--- DOCUMENT EXCERPT ---

The series showcased a total of 32 various characters from Ramayana. Rama (avatar of Vishnu and hero of the Ramayana) being the lead character of the series was given maximum number of songs (10), followed by eight songs for Sita (Rama's wife and avatar of the Hindu goddess Lakshmi). Madgulkar expressed their various moods, ranging from their divinity to the human weaknesses. Incidentally, the central antagonist of the Ramayana and Geet Ramayan, the demon-king Ravana, was not given any song. The series is narrated by Kusha and Lava, twin sons of Rama and Sita, and the writer of Ramayana (Valmiki) was also given one song in the series.

With increasing popularity since its release, Geet Ramayan has been translated into nine other languages: five Hindi translations and one each in Bengali, English, Gujarati, Kannada, Konkani, Sanskrit, Sindhi and Telugu. It has also been transliterated into Braille.

==Concept==

The central figures of the Ramayana: Rama, his wife Sita, the devotee Hanuman and Rama's three brothers (Lakshmana, Bharata and Shatrughna)

Geet Ramayan was conceptualized in 1955, four years before the introduction of television in India in 1959. During the early days of All India Radio, Pune (also known as Aakashwani Pune), station director Sitakant Lad wanted to begin a radio programme which would be entertaining and provide moral education. He hence outlined his plan to poet and writer G. D. Madgulkar (popularly known as "Ga-Di-Ma"). Since the Ramayana (written by Valmiki) is an Indian epic, Lad and Madgulkar came up with an idea of a version in singable verse. Madgulkar accepted the challenge, enlisting his Music Director friend Sudhir Phadke (popularly known as "Babuji") for the collaboration.

--- SUPPLIED MATERIAL ---

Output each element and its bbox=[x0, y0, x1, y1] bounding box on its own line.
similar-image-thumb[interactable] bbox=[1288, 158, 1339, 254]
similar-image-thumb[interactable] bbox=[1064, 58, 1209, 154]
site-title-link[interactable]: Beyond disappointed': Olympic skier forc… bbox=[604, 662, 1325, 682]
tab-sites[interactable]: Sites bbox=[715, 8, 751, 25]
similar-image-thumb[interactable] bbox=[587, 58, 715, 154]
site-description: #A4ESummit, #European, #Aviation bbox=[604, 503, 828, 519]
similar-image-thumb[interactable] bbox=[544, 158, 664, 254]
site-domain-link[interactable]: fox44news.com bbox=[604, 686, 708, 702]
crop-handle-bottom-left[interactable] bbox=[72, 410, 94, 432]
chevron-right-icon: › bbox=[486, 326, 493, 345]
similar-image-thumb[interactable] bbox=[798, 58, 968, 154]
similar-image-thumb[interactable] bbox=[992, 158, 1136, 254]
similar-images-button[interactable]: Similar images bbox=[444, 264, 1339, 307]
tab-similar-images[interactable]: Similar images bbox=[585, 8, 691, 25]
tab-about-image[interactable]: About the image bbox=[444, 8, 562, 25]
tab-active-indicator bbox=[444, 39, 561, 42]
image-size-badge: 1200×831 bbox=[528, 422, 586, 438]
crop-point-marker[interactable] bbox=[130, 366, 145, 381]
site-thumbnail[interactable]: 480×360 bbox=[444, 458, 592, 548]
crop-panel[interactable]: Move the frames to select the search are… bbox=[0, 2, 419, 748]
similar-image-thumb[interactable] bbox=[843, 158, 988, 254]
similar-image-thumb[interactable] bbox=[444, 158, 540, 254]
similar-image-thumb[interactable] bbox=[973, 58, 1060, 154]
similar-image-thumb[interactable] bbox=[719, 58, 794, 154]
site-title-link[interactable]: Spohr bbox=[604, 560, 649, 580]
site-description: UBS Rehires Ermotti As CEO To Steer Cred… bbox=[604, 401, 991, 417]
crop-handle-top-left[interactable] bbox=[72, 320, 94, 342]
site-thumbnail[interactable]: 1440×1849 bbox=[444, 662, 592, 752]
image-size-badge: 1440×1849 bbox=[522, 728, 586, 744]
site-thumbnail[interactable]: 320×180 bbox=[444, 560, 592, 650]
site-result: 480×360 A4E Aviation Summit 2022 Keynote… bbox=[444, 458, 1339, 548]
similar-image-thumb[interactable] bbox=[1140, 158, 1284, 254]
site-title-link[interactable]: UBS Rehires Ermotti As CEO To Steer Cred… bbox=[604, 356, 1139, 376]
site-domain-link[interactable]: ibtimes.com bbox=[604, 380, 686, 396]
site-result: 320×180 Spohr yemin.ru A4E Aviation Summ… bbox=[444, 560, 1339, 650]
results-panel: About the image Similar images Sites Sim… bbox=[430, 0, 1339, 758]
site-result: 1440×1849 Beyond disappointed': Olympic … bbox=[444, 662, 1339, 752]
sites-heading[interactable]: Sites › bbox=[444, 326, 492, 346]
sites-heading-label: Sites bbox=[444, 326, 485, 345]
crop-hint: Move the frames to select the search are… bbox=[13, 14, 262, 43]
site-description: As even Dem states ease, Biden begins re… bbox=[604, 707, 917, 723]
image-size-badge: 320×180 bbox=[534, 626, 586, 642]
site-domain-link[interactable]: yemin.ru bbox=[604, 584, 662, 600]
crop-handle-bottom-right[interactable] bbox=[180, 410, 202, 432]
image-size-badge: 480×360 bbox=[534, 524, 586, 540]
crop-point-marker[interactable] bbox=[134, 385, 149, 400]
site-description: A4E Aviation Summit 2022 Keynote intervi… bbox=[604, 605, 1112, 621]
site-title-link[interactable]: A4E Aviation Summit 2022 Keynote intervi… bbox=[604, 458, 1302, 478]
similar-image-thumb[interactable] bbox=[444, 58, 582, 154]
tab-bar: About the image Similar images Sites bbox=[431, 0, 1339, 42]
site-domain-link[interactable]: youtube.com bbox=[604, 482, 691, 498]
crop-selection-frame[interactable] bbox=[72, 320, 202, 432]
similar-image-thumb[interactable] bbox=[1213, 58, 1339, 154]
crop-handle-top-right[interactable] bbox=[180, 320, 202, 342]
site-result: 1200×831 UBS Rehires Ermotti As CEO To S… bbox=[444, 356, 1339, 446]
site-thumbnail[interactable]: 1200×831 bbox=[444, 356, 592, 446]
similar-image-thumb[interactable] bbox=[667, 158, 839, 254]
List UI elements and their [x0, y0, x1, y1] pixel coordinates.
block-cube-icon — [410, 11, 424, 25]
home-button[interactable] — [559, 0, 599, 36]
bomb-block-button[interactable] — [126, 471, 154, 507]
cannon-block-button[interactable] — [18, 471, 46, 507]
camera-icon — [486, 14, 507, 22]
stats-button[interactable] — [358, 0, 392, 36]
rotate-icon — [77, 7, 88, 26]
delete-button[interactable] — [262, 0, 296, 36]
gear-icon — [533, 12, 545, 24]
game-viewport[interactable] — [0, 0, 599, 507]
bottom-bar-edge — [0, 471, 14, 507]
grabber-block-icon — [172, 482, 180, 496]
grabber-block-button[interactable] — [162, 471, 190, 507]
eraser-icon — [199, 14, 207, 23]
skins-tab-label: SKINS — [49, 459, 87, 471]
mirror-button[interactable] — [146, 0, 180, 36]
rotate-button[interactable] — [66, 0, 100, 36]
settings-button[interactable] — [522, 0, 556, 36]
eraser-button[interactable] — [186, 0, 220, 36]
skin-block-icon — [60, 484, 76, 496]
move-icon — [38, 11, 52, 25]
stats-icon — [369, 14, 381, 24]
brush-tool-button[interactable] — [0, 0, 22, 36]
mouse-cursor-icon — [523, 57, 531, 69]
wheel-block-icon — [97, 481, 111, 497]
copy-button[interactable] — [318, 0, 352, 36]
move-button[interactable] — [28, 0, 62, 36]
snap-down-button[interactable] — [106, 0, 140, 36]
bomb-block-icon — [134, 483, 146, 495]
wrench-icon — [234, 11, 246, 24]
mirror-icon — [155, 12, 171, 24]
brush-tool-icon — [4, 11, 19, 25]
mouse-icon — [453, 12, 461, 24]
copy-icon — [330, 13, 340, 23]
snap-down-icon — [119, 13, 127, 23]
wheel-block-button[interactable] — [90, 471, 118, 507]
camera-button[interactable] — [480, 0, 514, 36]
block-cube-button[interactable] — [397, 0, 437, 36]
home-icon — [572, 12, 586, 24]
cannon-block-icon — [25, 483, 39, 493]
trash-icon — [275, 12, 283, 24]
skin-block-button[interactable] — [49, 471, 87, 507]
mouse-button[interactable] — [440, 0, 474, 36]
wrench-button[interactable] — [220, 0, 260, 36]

---

▸ WHAT TO DO
1. In the Geet Ramayan text, who was the station director at All India Radio, Pune, who wanted to start an entertaining and morally educational radio program?
2. Transcribe everything in the Geet Ramayan text from "Geet Ramayan was" down to "for the collaboration.".
3. Pick up the Geet Ramayan text after its last sentence and continue it.

▸ RESULTS FOR EACH TASK
1. Sitakant Lad

2.
Geet Ramayan was conceptualized in 1955, four years before the introduction of television in India in 1959. During the early days of All India Radio, Pune (also known as Aakashwani Pune), station director Sitakant Lad wanted to begin a radio programme which would be entertaining and provide moral education. He hence outlined his plan to poet and writer G. D. Madgulkar (popularly known as "Ga-Di-Ma"). Since the Ramayana (written by Valmiki) is an Indian epic, Lad and Madgulkar came up with an idea of a version in singable verse. Madgulkar accepted the challenge, enlisting his Music Director friend Sudhir Phadke (popularly known as "Babuji") for the collaboration.

3.
The team of Madgulkar and Phadke would present a new song every week for a year. Every song would be aired first on a Friday morning and then again on Saturday and Sunday morning, between 8:45 am and 9:00am IST. The programme was initially planned for a year (with 52 songs) with the concluding song Trīvār Jayajayakār Rāmā where Rama becomes the King, but 1955 in the Hindu calendar had an extra month (Adhikmās); therefore, four songs were added to extend the series to a total of fifty-six. The series ended with the song "Gā Bāḷāno, Shrīrāmāyaṇ" where the part post crown ceremony was added. Apart from the number of songs, Madgulkar and Phadke left music, lyrics and choice of singers ad libitum. Madgulkar was given artistic liberty for the choice of the meters for the song, execution of the story line, and the message he could convey through it.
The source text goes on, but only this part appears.